Every entry must be duplicated precisely as written.

• [Record list]:
* * *

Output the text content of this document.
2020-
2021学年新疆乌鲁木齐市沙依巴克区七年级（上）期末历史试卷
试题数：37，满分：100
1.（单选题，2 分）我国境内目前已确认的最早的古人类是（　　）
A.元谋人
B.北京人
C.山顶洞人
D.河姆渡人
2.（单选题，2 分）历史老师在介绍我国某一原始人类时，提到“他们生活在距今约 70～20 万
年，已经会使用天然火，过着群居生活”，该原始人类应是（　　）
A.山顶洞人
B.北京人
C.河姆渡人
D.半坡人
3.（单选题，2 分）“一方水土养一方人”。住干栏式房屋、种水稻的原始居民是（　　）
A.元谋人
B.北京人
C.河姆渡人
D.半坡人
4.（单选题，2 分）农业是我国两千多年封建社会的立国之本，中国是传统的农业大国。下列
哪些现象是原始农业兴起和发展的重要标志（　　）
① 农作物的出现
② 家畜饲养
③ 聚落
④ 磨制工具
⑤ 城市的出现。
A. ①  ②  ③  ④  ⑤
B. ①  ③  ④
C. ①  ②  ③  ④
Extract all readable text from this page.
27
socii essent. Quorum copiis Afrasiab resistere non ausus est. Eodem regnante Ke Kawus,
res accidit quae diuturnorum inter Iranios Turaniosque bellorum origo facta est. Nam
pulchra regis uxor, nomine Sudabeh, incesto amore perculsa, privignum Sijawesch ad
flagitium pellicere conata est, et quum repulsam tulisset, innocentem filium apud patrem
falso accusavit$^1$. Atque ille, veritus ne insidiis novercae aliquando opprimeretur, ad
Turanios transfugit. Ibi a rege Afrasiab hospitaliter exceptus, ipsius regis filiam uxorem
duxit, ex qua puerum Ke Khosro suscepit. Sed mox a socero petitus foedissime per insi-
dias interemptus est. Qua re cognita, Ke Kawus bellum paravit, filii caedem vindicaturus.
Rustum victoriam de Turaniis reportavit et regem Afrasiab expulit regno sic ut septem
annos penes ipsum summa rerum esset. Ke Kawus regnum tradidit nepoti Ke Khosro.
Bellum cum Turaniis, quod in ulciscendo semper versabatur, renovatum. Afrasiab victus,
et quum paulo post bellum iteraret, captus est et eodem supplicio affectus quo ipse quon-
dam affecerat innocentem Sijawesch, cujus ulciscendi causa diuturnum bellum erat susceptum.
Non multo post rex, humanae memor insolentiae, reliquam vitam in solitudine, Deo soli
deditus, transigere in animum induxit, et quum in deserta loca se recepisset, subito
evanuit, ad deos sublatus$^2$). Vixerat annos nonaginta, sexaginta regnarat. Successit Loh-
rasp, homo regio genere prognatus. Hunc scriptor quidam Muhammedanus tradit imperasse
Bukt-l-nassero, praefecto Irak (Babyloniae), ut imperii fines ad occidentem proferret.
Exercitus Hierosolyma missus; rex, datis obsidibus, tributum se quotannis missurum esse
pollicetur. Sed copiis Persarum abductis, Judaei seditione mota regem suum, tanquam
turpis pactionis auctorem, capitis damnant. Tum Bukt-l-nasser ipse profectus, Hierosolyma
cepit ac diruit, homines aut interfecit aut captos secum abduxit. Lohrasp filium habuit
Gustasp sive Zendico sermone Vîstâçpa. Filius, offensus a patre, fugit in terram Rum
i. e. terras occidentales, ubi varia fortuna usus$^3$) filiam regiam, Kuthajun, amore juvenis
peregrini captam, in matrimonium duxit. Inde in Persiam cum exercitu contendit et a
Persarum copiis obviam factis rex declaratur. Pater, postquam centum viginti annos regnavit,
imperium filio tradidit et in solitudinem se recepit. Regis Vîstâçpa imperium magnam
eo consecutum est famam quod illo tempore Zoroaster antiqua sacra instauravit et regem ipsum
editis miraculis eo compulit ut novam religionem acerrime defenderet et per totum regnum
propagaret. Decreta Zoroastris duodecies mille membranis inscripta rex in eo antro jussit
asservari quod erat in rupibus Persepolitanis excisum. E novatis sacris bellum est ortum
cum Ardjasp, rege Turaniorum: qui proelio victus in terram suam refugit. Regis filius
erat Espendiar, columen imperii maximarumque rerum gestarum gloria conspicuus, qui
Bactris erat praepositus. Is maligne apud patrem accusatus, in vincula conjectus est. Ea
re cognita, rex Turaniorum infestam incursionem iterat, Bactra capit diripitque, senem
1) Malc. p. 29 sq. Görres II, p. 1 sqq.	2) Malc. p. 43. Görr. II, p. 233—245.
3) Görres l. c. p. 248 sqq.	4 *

* * *

• [Solution below]:
Output the text content of this document.
2020-
2021学年新疆乌鲁木齐市沙依巴克区七年级（上）期末历史试卷
试题数：37，满分：100
1.（单选题，2 分）我国境内目前已确认的最早的古人类是（　　）
A.元谋人
B.北京人
C.山顶洞人
D.河姆渡人
2.（单选题，2 分）历史老师在介绍我国某一原始人类时，提到“他们生活在距今约 70～20 万
年，已经会使用天然火，过着群居生活”，该原始人类应是（　　）
A.山顶洞人
B.北京人
C.河姆渡人
D.半坡人
3.（单选题，2 分）“一方水土养一方人”。住干栏式房屋、种水稻的原始居民是（　　）
A.元谋人
B.北京人
C.河姆渡人
D.半坡人
4.（单选题，2 分）农业是我国两千多年封建社会的立国之本，中国是传统的农业大国。下列
哪些现象是原始农业兴起和发展的重要标志（　　）
① 农作物的出现
② 家畜饲养
③ 聚落
④ 磨制工具
⑤ 城市的出现。
A. ①  ②  ③  ④  ⑤
B. ①  ③  ④
C. ①  ②  ③  ④
Extract all readable text from this page.
27
socii essent. Quorum copiis Afrasiab resistere non ausus est. Eodem regnante Ke Kawus,
res accidit quae diuturnorum inter Iranios Turaniosque bellorum origo facta est. Nam
pulchra regis uxor, nomine Sudabeh, incesto amore perculsa, privignum Sijawesch ad
flagitium pellicere conata est, et quum repulsam tulisset, innocentem filium apud patrem
falso accusavit$^1$. Atque ille, veritus ne insidiis novercae aliquando opprimeretur, ad
Turanios transfugit. Ibi a rege Afrasiab hospitaliter exceptus, ipsius regis filiam uxorem
duxit, ex qua puerum Ke Khosro suscepit. Sed mox a socero petitus foedissime per insi-
dias interemptus est. Qua re cognita, Ke Kawus bellum paravit, filii caedem vindicaturus.
Rustum victoriam de Turaniis reportavit et regem Afrasiab expulit regno sic ut septem
annos penes ipsum summa rerum esset. Ke Kawus regnum tradidit nepoti Ke Khosro.
Bellum cum Turaniis, quod in ulciscendo semper versabatur, renovatum. Afrasiab victus,
et quum paulo post bellum iteraret, captus est et eodem supplicio affectus quo ipse quon-
dam affecerat innocentem Sijawesch, cujus ulciscendi causa diuturnum bellum erat susceptum.
Non multo post rex, humanae memor insolentiae, reliquam vitam in solitudine, Deo soli
deditus, transigere in animum induxit, et quum in deserta loca se recepisset, subito
evanuit, ad deos sublatus$^2$). Vixerat annos nonaginta, sexaginta regnarat. Successit Loh-
rasp, homo regio genere prognatus. Hunc scriptor quidam Muhammedanus tradit imperasse
Bukt-l-nassero, praefecto Irak (Babyloniae), ut imperii fines ad occidentem proferret.
Exercitus Hierosolyma missus; rex, datis obsidibus, tributum se quotannis missurum esse
pollicetur. Sed copiis Persarum abductis, Judaei seditione mota regem suum, tanquam
turpis pactionis auctorem, capitis damnant. Tum Bukt-l-nasser ipse profectus, Hierosolyma
cepit ac diruit, homines aut interfecit aut captos secum abduxit. Lohrasp filium habuit
Gustasp sive Zendico sermone Vîstâçpa. Filius, offensus a patre, fugit in terram Rum
i. e. terras occidentales, ubi varia fortuna usus$^3$) filiam regiam, Kuthajun, amore juvenis
peregrini captam, in matrimonium duxit. Inde in Persiam cum exercitu contendit et a
Persarum copiis obviam factis rex declaratur. Pater, postquam centum viginti annos regnavit,
imperium filio tradidit et in solitudinem se recepit. Regis Vîstâçpa imperium magnam
eo consecutum est famam quod illo tempore Zoroaster antiqua sacra instauravit et regem ipsum
editis miraculis eo compulit ut novam religionem acerrime defenderet et per totum regnum
propagaret. Decreta Zoroastris duodecies mille membranis inscripta rex in eo antro jussit
asservari quod erat in rupibus Persepolitanis excisum. E novatis sacris bellum est ortum
cum Ardjasp, rege Turaniorum: qui proelio victus in terram suam refugit. Regis filius
erat Espendiar, columen imperii maximarumque rerum gestarum gloria conspicuus, qui
Bactris erat praepositus. Is maligne apud patrem accusatus, in vincula conjectus est. Ea
re cognita, rex Turaniorum infestam incursionem iterat, Bactra capit diripitque, senem
1) Malc. p. 29 sq. Görres II, p. 1 sqq.	2) Malc. p. 43. Görr. II, p. 233—245.
3) Görres l. c. p. 248 sqq.	4 *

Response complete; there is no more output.